» EXERCISE INPUT:

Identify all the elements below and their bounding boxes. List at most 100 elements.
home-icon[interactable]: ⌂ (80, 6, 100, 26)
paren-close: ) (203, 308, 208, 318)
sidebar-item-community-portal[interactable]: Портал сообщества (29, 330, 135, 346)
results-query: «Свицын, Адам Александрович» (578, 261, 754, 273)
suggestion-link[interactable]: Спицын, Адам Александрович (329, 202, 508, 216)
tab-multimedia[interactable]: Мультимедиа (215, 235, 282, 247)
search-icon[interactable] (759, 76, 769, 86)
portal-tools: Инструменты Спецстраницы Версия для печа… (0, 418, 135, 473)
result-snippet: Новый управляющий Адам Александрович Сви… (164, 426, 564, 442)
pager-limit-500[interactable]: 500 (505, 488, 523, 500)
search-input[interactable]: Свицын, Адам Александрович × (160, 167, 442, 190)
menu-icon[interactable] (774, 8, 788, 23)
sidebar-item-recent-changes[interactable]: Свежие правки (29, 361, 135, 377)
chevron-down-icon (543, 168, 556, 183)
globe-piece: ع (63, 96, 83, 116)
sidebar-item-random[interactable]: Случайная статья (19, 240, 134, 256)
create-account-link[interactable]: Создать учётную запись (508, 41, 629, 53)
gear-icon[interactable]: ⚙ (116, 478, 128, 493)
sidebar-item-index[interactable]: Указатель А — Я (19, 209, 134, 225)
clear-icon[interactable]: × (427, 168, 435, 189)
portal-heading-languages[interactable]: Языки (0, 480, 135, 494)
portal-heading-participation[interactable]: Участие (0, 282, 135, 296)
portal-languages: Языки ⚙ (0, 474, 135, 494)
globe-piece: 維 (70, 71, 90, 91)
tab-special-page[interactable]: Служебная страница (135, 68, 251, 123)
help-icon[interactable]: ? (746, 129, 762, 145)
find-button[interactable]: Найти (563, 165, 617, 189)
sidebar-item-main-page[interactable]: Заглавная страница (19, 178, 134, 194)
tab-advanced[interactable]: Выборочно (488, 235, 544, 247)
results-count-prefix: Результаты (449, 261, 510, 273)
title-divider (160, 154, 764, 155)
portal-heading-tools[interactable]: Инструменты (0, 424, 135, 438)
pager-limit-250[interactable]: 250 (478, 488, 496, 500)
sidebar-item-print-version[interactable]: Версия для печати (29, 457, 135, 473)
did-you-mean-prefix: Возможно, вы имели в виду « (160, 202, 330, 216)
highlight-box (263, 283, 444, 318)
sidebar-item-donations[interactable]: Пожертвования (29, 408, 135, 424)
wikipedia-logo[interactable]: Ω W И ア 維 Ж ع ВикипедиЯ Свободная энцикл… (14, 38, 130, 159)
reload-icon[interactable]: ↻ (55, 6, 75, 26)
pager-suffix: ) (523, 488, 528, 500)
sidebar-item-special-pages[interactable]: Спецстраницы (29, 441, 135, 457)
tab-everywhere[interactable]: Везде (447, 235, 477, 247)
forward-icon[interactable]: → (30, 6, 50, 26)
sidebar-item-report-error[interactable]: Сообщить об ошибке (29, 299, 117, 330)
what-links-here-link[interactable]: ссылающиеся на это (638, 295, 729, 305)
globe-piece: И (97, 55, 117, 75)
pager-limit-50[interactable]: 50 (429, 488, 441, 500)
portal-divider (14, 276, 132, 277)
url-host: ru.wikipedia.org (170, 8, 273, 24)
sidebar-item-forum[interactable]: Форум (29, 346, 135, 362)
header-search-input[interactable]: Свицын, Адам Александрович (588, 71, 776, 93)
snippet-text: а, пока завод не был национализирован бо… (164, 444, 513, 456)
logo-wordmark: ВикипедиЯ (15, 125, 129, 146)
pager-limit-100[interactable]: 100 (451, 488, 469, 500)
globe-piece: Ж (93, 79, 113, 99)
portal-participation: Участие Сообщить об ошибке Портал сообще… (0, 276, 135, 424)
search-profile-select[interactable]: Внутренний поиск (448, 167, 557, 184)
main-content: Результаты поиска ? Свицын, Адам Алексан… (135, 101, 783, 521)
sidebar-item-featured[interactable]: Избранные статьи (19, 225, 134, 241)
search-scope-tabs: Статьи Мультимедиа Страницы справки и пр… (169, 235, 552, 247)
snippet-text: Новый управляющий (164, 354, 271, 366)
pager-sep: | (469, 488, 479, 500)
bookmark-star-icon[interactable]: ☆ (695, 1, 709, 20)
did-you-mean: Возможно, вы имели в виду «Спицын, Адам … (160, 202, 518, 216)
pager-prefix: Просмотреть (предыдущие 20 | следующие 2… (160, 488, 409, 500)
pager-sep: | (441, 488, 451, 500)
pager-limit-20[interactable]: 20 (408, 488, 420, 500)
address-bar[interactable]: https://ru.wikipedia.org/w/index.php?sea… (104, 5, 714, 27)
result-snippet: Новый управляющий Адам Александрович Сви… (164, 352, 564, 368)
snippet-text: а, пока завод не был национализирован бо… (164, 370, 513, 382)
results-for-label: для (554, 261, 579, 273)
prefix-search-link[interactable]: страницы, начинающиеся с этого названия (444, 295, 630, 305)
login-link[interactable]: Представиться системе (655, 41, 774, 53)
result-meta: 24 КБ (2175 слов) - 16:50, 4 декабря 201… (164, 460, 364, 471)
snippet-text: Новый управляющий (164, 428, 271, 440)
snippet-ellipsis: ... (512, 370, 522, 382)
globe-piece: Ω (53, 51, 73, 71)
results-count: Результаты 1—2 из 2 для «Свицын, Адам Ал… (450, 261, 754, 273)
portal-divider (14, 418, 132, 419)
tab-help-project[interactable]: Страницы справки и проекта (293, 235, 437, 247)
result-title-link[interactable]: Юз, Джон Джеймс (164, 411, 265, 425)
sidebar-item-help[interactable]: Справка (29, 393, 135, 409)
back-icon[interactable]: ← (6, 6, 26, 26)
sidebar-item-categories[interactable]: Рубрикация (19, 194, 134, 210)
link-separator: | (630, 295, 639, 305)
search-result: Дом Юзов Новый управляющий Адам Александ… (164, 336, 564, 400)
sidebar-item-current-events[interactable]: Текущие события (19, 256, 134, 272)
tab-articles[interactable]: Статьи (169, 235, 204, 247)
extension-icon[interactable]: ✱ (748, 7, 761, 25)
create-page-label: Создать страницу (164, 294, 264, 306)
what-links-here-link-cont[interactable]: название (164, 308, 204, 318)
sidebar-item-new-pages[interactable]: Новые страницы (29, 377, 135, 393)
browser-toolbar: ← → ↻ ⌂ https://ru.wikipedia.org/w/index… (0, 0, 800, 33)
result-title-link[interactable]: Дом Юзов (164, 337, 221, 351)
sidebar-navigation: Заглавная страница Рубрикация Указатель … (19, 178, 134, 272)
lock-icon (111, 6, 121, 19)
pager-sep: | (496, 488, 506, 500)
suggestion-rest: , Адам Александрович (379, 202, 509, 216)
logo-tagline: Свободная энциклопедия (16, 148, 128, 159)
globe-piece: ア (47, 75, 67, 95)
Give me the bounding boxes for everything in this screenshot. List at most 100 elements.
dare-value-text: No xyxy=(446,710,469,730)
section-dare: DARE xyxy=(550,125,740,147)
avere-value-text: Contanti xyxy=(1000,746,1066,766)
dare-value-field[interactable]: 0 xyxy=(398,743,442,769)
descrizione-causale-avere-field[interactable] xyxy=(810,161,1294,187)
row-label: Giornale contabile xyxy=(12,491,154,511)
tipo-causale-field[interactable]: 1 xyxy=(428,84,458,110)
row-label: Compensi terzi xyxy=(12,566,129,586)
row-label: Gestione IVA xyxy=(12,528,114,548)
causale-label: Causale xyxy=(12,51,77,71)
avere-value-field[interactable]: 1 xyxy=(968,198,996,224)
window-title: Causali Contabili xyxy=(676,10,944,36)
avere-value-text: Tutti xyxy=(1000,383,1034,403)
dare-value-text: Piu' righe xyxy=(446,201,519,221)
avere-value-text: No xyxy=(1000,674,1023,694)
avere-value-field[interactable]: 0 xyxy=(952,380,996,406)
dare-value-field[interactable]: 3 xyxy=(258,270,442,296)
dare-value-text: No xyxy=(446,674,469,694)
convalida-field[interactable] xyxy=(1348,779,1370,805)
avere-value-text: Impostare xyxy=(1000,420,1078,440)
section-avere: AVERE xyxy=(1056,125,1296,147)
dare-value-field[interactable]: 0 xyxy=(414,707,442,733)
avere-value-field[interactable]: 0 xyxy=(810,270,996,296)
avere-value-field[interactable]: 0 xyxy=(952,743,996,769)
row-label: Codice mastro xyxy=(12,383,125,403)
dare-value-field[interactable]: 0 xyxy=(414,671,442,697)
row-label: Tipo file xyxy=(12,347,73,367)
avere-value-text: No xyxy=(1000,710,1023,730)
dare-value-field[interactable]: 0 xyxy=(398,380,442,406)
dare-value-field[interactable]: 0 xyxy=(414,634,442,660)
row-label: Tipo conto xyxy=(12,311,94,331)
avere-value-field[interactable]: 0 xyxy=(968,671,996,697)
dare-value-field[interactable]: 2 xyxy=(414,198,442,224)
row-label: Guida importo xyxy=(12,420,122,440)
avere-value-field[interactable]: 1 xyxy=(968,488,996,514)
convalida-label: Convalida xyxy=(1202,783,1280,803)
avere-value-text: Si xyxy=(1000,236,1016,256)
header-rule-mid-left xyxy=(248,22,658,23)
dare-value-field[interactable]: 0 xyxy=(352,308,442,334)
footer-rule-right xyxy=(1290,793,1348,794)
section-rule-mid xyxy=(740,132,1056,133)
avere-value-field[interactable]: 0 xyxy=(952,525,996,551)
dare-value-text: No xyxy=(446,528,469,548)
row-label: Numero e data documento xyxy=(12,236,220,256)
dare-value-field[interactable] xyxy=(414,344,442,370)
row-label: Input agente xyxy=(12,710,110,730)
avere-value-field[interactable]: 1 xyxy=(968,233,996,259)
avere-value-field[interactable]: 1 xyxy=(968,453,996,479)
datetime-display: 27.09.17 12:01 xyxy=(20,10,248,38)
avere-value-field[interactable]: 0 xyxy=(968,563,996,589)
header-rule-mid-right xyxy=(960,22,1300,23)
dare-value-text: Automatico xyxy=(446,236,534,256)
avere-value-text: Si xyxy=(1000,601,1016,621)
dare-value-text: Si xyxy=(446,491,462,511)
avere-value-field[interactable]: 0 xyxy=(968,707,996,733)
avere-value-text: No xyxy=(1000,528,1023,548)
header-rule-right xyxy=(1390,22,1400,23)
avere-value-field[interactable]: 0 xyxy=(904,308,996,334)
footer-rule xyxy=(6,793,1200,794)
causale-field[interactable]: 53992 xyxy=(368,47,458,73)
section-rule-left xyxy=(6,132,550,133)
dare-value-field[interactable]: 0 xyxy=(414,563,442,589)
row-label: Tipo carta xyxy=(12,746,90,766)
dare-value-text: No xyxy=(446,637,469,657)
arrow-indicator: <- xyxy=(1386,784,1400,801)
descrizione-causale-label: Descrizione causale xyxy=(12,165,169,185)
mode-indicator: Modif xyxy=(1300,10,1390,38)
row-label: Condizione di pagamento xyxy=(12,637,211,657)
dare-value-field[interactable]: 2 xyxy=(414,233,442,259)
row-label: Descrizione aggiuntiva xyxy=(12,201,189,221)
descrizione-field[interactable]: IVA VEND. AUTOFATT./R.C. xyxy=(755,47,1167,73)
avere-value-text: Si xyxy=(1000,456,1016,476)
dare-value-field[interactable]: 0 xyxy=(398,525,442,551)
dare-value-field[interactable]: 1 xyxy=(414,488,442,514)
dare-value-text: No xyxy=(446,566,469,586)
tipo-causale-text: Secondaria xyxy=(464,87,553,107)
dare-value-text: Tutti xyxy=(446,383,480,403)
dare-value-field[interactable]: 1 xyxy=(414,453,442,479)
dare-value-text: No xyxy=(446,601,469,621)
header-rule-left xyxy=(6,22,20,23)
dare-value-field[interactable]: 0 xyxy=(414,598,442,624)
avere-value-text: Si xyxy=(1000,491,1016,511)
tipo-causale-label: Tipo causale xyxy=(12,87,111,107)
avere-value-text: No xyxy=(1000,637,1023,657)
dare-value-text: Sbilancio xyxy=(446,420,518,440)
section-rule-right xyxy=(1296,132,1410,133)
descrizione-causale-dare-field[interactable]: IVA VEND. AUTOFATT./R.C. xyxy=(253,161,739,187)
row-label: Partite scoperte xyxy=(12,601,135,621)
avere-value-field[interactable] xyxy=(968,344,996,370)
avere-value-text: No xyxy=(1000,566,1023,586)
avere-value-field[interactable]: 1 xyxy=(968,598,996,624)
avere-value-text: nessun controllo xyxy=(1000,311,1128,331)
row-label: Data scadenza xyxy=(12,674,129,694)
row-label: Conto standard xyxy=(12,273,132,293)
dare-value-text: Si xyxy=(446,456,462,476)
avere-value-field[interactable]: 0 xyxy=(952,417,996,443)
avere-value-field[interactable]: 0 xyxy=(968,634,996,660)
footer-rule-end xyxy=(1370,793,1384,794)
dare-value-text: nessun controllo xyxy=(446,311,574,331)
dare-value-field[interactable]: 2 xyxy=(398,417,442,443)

» WRITTEN TASK: Could you copy out, character for character, everything from the very start of the entries down to and including the line that contains "portal-tools: Инструменты Спецстраницы"?

» SOLVED EXERCISE:
Identify all the elements below and their bounding boxes. List at most 100 elements.
home-icon[interactable]: ⌂ (80, 6, 100, 26)
paren-close: ) (203, 308, 208, 318)
sidebar-item-community-portal[interactable]: Портал сообщества (29, 330, 135, 346)
results-query: «Свицын, Адам Александрович» (578, 261, 754, 273)
suggestion-link[interactable]: Спицын, Адам Александрович (329, 202, 508, 216)
tab-multimedia[interactable]: Мультимедиа (215, 235, 282, 247)
search-icon[interactable] (759, 76, 769, 86)
portal-tools: Инструменты Спецстраницы Версия для печа… (0, 418, 135, 473)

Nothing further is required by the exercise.